:: What is expected ::
Take the records underneath and set them down exactly.

[Records from a data collection]
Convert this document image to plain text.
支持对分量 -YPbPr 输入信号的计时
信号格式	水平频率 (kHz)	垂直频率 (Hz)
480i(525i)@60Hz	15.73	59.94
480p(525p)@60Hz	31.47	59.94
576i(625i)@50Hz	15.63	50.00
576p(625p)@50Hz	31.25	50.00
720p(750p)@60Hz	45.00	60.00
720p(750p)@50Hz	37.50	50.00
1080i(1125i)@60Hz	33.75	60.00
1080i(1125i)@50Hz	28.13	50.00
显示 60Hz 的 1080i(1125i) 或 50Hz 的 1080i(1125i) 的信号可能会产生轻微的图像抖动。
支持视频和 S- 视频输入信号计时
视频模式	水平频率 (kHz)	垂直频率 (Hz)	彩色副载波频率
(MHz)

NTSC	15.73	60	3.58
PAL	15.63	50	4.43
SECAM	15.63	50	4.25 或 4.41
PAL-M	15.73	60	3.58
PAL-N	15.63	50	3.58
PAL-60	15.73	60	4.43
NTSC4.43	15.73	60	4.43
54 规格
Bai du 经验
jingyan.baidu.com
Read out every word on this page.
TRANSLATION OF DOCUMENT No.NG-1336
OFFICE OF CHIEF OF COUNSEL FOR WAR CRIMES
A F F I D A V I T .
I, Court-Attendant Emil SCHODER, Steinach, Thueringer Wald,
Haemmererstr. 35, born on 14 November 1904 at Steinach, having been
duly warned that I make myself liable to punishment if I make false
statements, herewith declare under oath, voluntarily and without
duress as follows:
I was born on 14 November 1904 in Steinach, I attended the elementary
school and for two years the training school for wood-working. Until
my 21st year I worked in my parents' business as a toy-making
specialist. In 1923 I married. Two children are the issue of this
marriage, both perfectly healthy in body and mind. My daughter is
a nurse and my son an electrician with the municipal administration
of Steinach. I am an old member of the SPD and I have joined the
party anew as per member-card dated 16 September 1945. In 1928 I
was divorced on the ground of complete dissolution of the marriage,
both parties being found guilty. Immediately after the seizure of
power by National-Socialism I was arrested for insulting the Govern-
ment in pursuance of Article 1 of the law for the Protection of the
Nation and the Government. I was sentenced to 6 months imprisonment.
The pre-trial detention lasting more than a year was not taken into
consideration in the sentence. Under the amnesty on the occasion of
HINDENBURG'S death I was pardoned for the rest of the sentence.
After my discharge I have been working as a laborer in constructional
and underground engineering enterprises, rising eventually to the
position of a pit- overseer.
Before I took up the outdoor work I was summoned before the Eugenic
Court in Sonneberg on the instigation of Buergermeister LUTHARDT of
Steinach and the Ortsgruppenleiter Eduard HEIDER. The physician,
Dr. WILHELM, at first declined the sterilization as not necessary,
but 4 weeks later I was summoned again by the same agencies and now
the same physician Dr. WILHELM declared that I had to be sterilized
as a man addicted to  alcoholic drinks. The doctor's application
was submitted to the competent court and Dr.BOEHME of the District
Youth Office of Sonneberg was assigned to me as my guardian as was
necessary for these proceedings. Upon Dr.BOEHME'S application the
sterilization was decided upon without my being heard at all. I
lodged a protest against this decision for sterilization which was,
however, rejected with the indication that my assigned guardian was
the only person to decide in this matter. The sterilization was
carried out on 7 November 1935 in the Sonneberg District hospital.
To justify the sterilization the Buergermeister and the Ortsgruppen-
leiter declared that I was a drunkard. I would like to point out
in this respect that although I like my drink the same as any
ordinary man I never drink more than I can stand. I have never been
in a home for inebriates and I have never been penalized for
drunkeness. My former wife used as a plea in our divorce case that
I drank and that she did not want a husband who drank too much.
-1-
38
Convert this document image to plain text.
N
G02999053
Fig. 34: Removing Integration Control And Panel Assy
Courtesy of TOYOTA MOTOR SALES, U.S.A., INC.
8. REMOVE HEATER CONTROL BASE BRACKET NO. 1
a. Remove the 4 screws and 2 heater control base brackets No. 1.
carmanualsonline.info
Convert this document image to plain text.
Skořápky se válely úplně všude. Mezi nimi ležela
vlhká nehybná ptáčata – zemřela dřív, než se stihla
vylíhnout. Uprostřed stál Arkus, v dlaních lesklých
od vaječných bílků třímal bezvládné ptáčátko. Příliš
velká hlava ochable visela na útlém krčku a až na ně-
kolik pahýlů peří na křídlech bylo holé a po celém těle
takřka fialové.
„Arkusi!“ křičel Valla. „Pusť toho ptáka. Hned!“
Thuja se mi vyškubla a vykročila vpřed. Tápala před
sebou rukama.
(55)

:: Solved exercise ::
Convert this document image to plain text.
支持对分量 -YPbPr 输入信号的计时
信号格式	水平频率 (kHz)	垂直频率 (Hz)
480i(525i)@60Hz	15.73	59.94
480p(525p)@60Hz	31.47	59.94
576i(625i)@50Hz	15.63	50.00
576p(625p)@50Hz	31.25	50.00
720p(750p)@60Hz	45.00	60.00
720p(750p)@50Hz	37.50	50.00
1080i(1125i)@60Hz	33.75	60.00
1080i(1125i)@50Hz	28.13	50.00
显示 60Hz 的 1080i(1125i) 或 50Hz 的 1080i(1125i) 的信号可能会产生轻微的图像抖动。
支持视频和 S- 视频输入信号计时
视频模式	水平频率 (kHz)	垂直频率 (Hz)	彩色副载波频率
(MHz)

NTSC	15.73	60	3.58
PAL	15.63	50	4.43
SECAM	15.63	50	4.25 或 4.41
PAL-M	15.73	60	3.58
PAL-N	15.63	50	3.58
PAL-60	15.73	60	4.43
NTSC4.43	15.73	60	4.43
54 规格
Bai du 经验
jingyan.baidu.com
Read out every word on this page.
TRANSLATION OF DOCUMENT No.NG-1336
OFFICE OF CHIEF OF COUNSEL FOR WAR CRIMES
A F F I D A V I T .
I, Court-Attendant Emil SCHODER, Steinach, Thueringer Wald,
Haemmererstr. 35, born on 14 November 1904 at Steinach, having been
duly warned that I make myself liable to punishment if I make false
statements, herewith declare under oath, voluntarily and without
duress as follows:
I was born on 14 November 1904 in Steinach, I attended the elementary
school and for two years the training school for wood-working. Until
my 21st year I worked in my parents' business as a toy-making
specialist. In 1923 I married. Two children are the issue of this
marriage, both perfectly healthy in body and mind. My daughter is
a nurse and my son an electrician with the municipal administration
of Steinach. I am an old member of the SPD and I have joined the
party anew as per member-card dated 16 September 1945. In 1928 I
was divorced on the ground of complete dissolution of the marriage,
both parties being found guilty. Immediately after the seizure of
power by National-Socialism I was arrested for insulting the Govern-
ment in pursuance of Article 1 of the law for the Protection of the
Nation and the Government. I was sentenced to 6 months imprisonment.
The pre-trial detention lasting more than a year was not taken into
consideration in the sentence. Under the amnesty on the occasion of
HINDENBURG'S death I was pardoned for the rest of the sentence.
After my discharge I have been working as a laborer in constructional
and underground engineering enterprises, rising eventually to the
position of a pit- overseer.
Before I took up the outdoor work I was summoned before the Eugenic
Court in Sonneberg on the instigation of Buergermeister LUTHARDT of
Steinach and the Ortsgruppenleiter Eduard HEIDER. The physician,
Dr. WILHELM, at first declined the sterilization as not necessary,
but 4 weeks later I was summoned again by the same agencies and now
the same physician Dr. WILHELM declared that I had to be sterilized
as a man addicted to  alcoholic drinks. The doctor's application
was submitted to the competent court and Dr.BOEHME of the District
Youth Office of Sonneberg was assigned to me as my guardian as was
necessary for these proceedings. Upon Dr.BOEHME'S application the
sterilization was decided upon without my being heard at all. I
lodged a protest against this decision for sterilization which was,
however, rejected with the indication that my assigned guardian was
the only person to decide in this matter. The sterilization was
carried out on 7 November 1935 in the Sonneberg District hospital.
To justify the sterilization the Buergermeister and the Ortsgruppen-
leiter declared that I was a drunkard. I would like to point out
in this respect that although I like my drink the same as any
ordinary man I never drink more than I can stand. I have never been
in a home for inebriates and I have never been penalized for
drunkeness. My former wife used as a plea in our divorce case that
I drank and that she did not want a husband who drank too much.
-1-
38
Convert this document image to plain text.
N
G02999053
Fig. 34: Removing Integration Control And Panel Assy
Courtesy of TOYOTA MOTOR SALES, U.S.A., INC.
8. REMOVE HEATER CONTROL BASE BRACKET NO. 1
a. Remove the 4 screws and 2 heater control base brackets No. 1.
carmanualsonline.info
Convert this document image to plain text.
Skořápky se válely úplně všude. Mezi nimi ležela
vlhká nehybná ptáčata – zemřela dřív, než se stihla
vylíhnout. Uprostřed stál Arkus, v dlaních lesklých
od vaječných bílků třímal bezvládné ptáčátko. Příliš
velká hlava ochable visela na útlém krčku a až na ně-
kolik pahýlů peří na křídlech bylo holé a po celém těle
takřka fialové.
„Arkusi!“ křičel Valla. „Pusť toho ptáka. Hned!“
Thuja se mi vyškubla a vykročila vpřed. Tápala před
sebou rukama.
(55)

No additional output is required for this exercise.